== Recorded data ==
#####

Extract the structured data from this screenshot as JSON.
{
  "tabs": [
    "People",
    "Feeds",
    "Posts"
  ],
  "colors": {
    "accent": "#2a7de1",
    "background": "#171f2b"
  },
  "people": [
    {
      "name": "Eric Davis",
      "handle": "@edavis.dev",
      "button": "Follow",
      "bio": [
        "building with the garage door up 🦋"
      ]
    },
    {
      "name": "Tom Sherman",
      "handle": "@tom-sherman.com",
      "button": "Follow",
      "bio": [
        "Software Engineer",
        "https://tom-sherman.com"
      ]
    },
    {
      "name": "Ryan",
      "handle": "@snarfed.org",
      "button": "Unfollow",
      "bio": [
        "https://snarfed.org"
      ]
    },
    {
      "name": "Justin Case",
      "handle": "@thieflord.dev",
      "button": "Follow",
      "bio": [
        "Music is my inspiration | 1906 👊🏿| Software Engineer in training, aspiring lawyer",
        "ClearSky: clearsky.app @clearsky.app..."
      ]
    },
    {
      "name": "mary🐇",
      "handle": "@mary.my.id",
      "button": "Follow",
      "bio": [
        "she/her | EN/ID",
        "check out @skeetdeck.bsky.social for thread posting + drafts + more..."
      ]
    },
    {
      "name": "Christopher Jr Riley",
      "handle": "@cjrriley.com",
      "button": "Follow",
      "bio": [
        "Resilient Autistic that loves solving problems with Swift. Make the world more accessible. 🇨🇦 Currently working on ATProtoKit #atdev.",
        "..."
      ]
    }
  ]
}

#####

== Exercise ==
In the data above, how many lines contain the string "more"? Answer with the number only.

== Full answer ==
2